▶ [Problem]: Reproduce every record exactly as it appears, but not the pictures.

>> START Supplied entries

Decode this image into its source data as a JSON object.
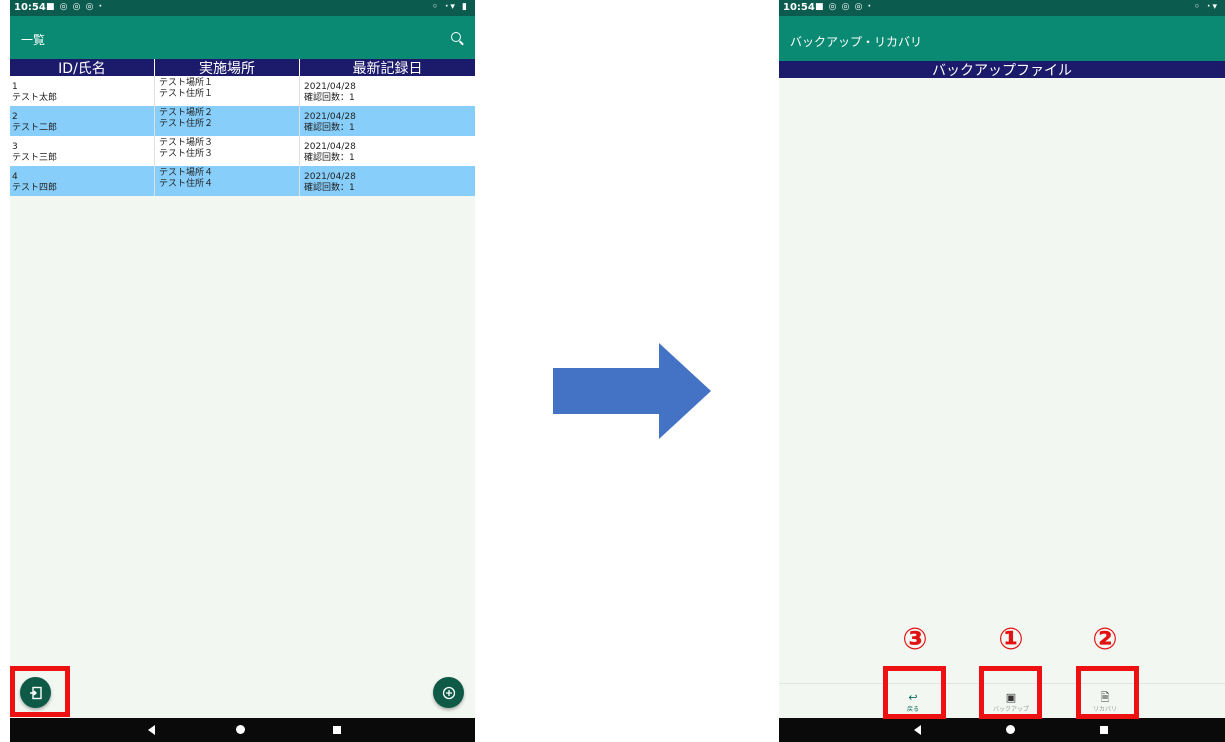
{
  "left_screen": {
    "status_time": "10:54",
    "status_icons": "■ ◎ ◎ ◎ ·",
    "status_right": "◦ ·▾ ▮",
    "app_title": "一覧",
    "columns": [
      "ID/氏名",
      "実施場所",
      "最新記録日"
    ],
    "rows": [
      {
        "id": "1",
        "name": "テスト太郎",
        "place": "テスト場所１",
        "address": "テスト住所１",
        "date": "2021/04/28",
        "count": "確認回数：1"
      },
      {
        "id": "2",
        "name": "テスト二郎",
        "place": "テスト場所２",
        "address": "テスト住所２",
        "date": "2021/04/28",
        "count": "確認回数：1"
      },
      {
        "id": "3",
        "name": "テスト三郎",
        "place": "テスト場所３",
        "address": "テスト住所３",
        "date": "2021/04/28",
        "count": "確認回数：1"
      },
      {
        "id": "4",
        "name": "テスト四郎",
        "place": "テスト場所４",
        "address": "テスト住所４",
        "date": "2021/04/28",
        "count": "確認回数：1"
      }
    ],
    "fab_export_icon": "export-icon",
    "fab_add_icon": "add-circle-icon"
  },
  "right_screen": {
    "status_time": "10:54",
    "status_icons": "■ ◎ ◎ ◎ ·",
    "status_right": "◦ ·▾",
    "app_title": "バックアップ・リカバリ",
    "list_header": "バックアップファイル",
    "buttons": [
      {
        "label": "戻る",
        "icon": "↩",
        "number": "③"
      },
      {
        "label": "バックアップ",
        "icon": "▣",
        "number": "①"
      },
      {
        "label": "リカバリ",
        "icon": "🗎",
        "number": "②"
      }
    ]
  },
  "colors": {
    "status_bar": "#0b5c4e",
    "app_bar": "#0b8a73",
    "table_header": "#1c1a6a",
    "row_highlight": "#87cefa",
    "annotation_red": "#ee1111",
    "arrow": "#4472c4"
  }
}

>> END Supplied entries

▶ [Finished task]:
Decode this image into its source data as a JSON object.
{
  "left_screen": {
    "status_time": "10:54",
    "status_icons": "■ ◎ ◎ ◎ ·",
    "status_right": "◦ ·▾ ▮",
    "app_title": "一覧",
    "columns": [
      "ID/氏名",
      "実施場所",
      "最新記録日"
    ],
    "rows": [
      {
        "id": "1",
        "name": "テスト太郎",
        "place": "テスト場所１",
        "address": "テスト住所１",
        "date": "2021/04/28",
        "count": "確認回数：1"
      },
      {
        "id": "2",
        "name": "テスト二郎",
        "place": "テスト場所２",
        "address": "テスト住所２",
        "date": "2021/04/28",
        "count": "確認回数：1"
      },
      {
        "id": "3",
        "name": "テスト三郎",
        "place": "テスト場所３",
        "address": "テスト住所３",
        "date": "2021/04/28",
        "count": "確認回数：1"
      },
      {
        "id": "4",
        "name": "テスト四郎",
        "place": "テスト場所４",
        "address": "テスト住所４",
        "date": "2021/04/28",
        "count": "確認回数：1"
      }
    ],
    "fab_export_icon": "export-icon",
    "fab_add_icon": "add-circle-icon"
  },
  "right_screen": {
    "status_time": "10:54",
    "status_icons": "■ ◎ ◎ ◎ ·",
    "status_right": "◦ ·▾",
    "app_title": "バックアップ・リカバリ",
    "list_header": "バックアップファイル",
    "buttons": [
      {
        "label": "戻る",
        "icon": "↩",
        "number": "③"
      },
      {
        "label": "バックアップ",
        "icon": "▣",
        "number": "①"
      },
      {
        "label": "リカバリ",
        "icon": "🗎",
        "number": "②"
      }
    ]
  },
  "colors": {
    "status_bar": "#0b5c4e",
    "app_bar": "#0b8a73",
    "table_header": "#1c1a6a",
    "row_highlight": "#87cefa",
    "annotation_red": "#ee1111",
    "arrow": "#4472c4"
  }
}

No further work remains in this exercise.